═══ Supplied entries ═══

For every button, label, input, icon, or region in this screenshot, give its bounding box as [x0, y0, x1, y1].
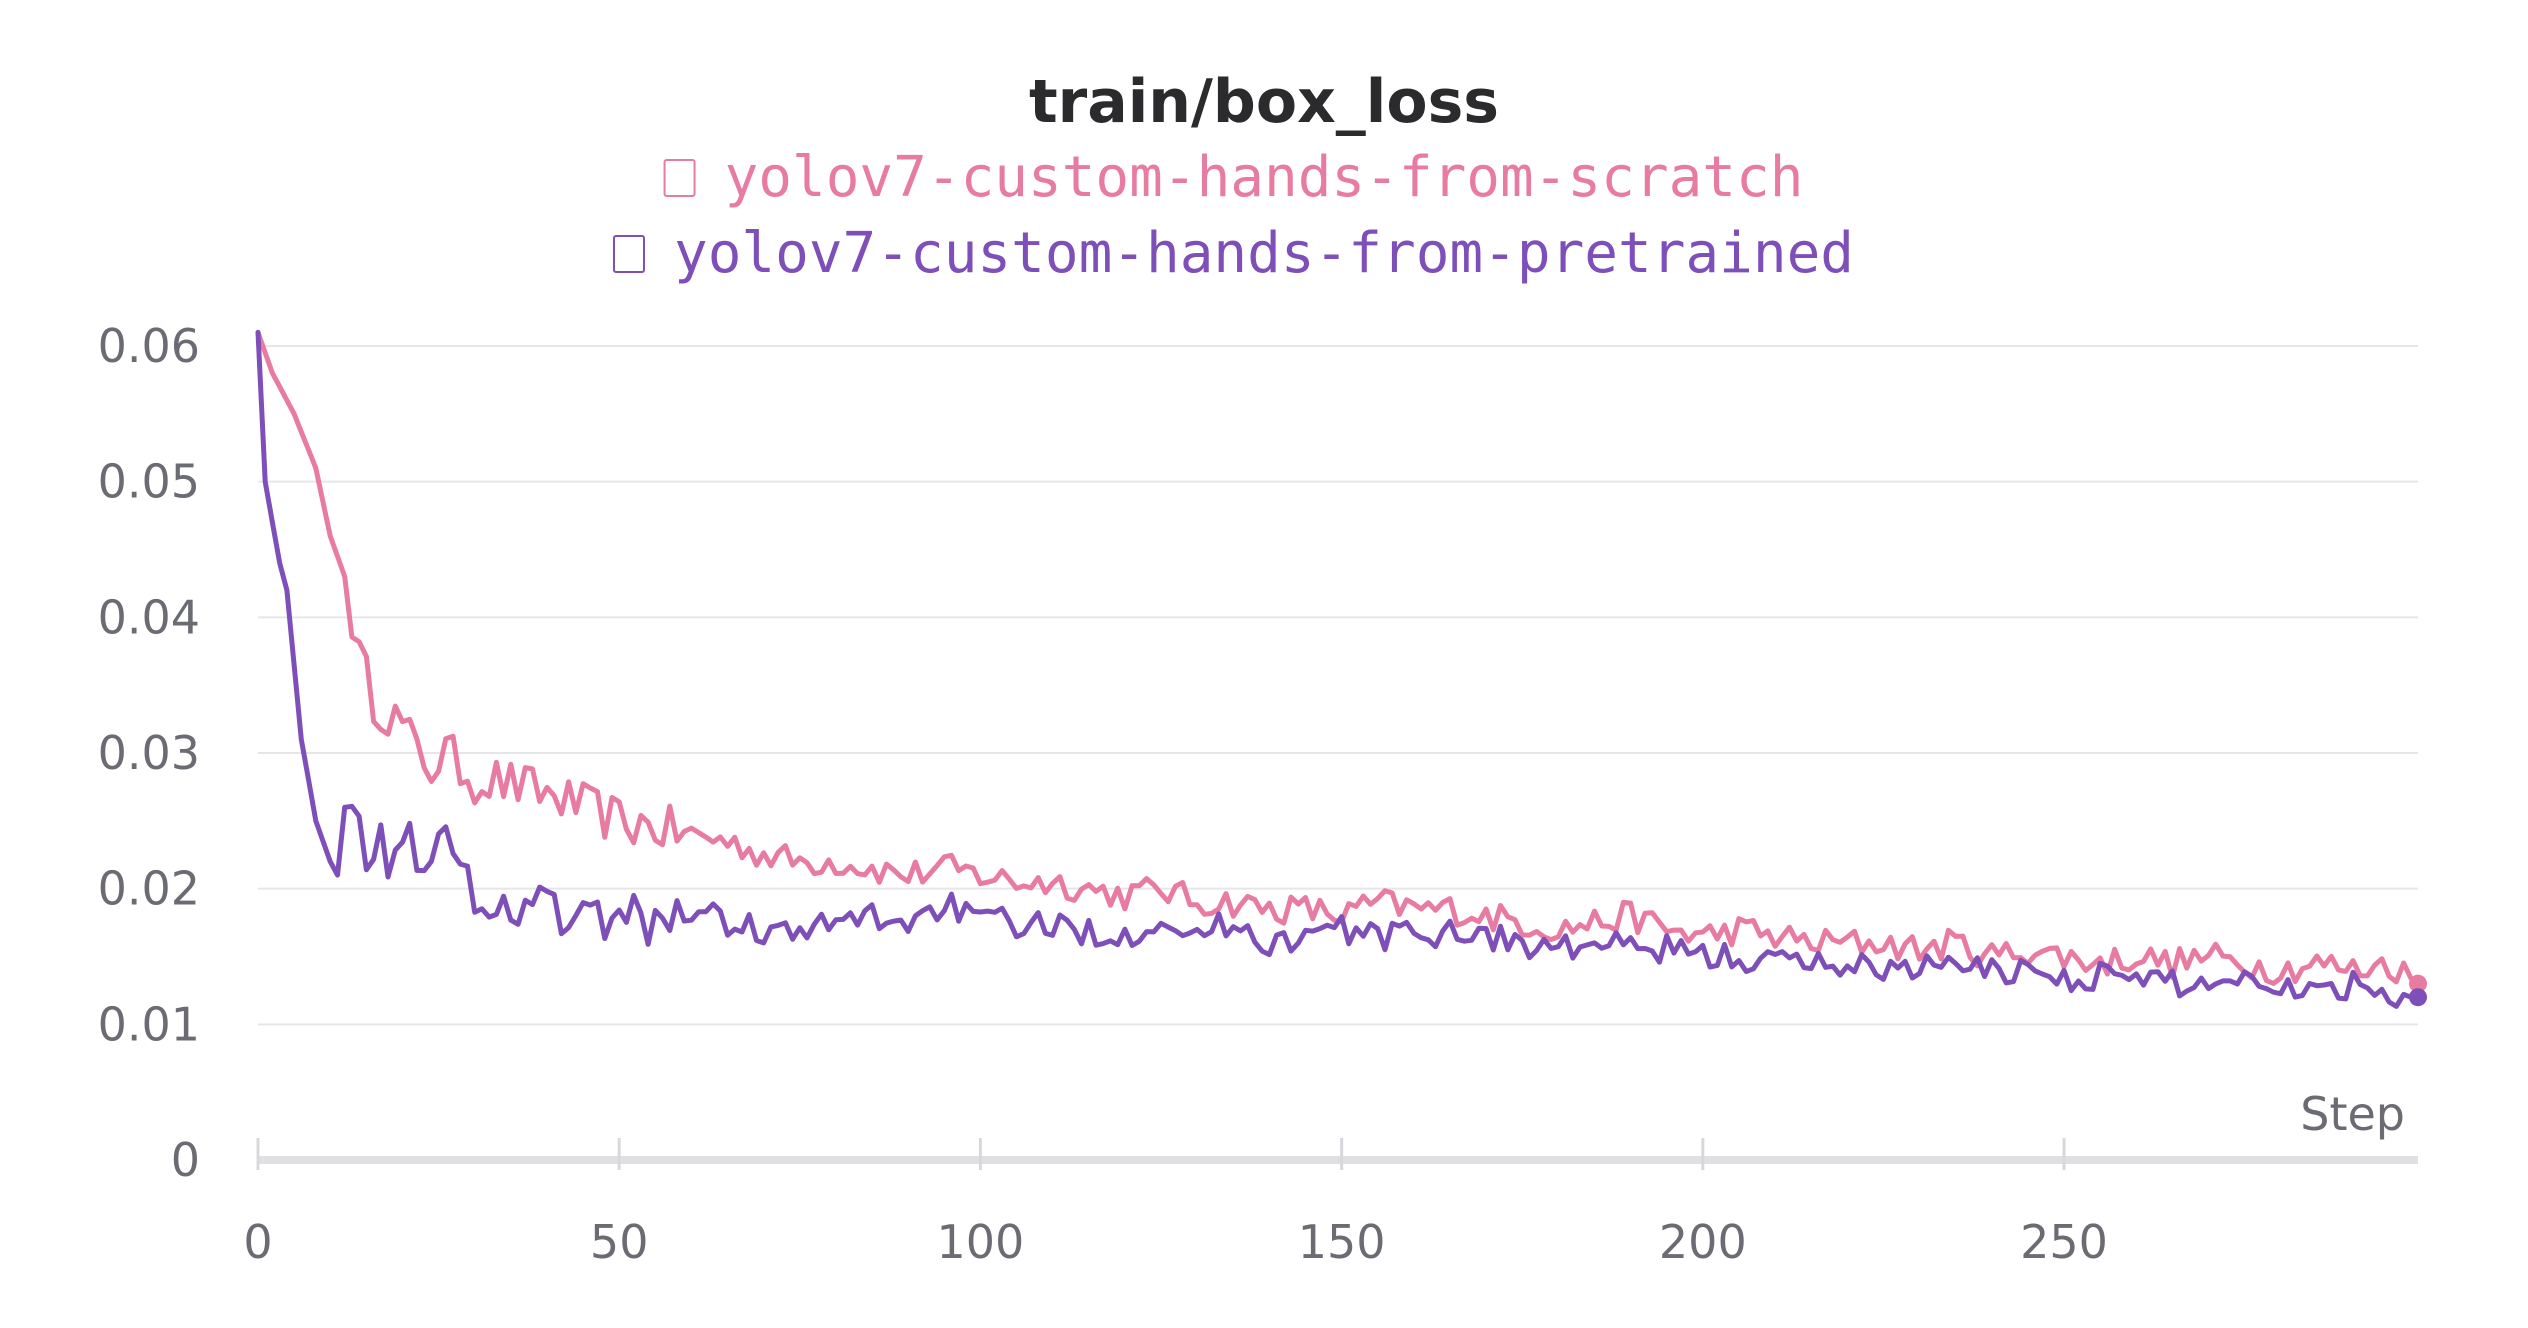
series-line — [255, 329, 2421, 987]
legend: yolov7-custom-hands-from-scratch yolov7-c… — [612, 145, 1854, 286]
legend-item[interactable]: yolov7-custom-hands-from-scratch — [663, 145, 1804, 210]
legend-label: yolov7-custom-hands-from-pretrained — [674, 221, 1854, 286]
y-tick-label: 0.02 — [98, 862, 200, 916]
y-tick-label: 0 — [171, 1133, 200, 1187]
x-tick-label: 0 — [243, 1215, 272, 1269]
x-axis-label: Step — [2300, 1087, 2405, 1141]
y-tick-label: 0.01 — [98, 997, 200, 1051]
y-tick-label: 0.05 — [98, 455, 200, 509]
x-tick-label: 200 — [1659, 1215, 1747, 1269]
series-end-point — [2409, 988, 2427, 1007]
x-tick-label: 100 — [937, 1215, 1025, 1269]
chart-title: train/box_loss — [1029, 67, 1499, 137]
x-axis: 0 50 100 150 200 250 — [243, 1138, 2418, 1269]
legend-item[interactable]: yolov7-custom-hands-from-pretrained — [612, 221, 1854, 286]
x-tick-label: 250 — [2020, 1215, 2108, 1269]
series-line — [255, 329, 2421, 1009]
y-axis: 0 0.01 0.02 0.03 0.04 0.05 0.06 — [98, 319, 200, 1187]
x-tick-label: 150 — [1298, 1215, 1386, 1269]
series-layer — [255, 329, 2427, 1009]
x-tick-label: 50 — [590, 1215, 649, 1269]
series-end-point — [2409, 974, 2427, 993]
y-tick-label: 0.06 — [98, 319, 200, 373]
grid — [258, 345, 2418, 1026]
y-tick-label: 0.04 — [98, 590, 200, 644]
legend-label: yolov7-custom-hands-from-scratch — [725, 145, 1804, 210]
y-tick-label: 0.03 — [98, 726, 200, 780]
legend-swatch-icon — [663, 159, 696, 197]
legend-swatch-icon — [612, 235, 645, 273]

═══

◆ **Problem statement**:
Retype every line of the material verbatim, omitting the pictures.

◆ **Output below**:
For every button, label, input, icon, or region in this screenshot, give its bounding box as [x0, y0, x1, y1].
series-line — [255, 329, 2421, 987]
legend: yolov7-custom-hands-from-scratch yolov7-c… — [612, 145, 1854, 286]
legend-item[interactable]: yolov7-custom-hands-from-scratch — [663, 145, 1804, 210]
legend-label: yolov7-custom-hands-from-pretrained — [674, 221, 1854, 286]
y-tick-label: 0.02 — [98, 862, 200, 916]
y-tick-label: 0 — [171, 1133, 200, 1187]
x-tick-label: 0 — [243, 1215, 272, 1269]
x-axis-label: Step — [2300, 1087, 2405, 1141]
y-tick-label: 0.01 — [98, 997, 200, 1051]
y-tick-label: 0.05 — [98, 455, 200, 509]
x-tick-label: 200 — [1659, 1215, 1747, 1269]
series-end-point — [2409, 988, 2427, 1007]
x-tick-label: 100 — [937, 1215, 1025, 1269]
chart-title: train/box_loss — [1029, 67, 1499, 137]
x-axis: 0 50 100 150 200 250 — [243, 1138, 2418, 1269]
legend-item[interactable]: yolov7-custom-hands-from-pretrained — [612, 221, 1854, 286]
x-tick-label: 250 — [2020, 1215, 2108, 1269]
series-line — [255, 329, 2421, 1009]
y-axis: 0 0.01 0.02 0.03 0.04 0.05 0.06 — [98, 319, 200, 1187]
x-tick-label: 150 — [1298, 1215, 1386, 1269]
series-layer — [255, 329, 2427, 1009]
x-tick-label: 50 — [590, 1215, 649, 1269]
series-end-point — [2409, 974, 2427, 993]
y-tick-label: 0.06 — [98, 319, 200, 373]
grid — [258, 345, 2418, 1026]
y-tick-label: 0.04 — [98, 590, 200, 644]
legend-label: yolov7-custom-hands-from-scratch — [725, 145, 1804, 210]
y-tick-label: 0.03 — [98, 726, 200, 780]
legend-swatch-icon — [663, 159, 696, 197]
legend-swatch-icon — [612, 235, 645, 273]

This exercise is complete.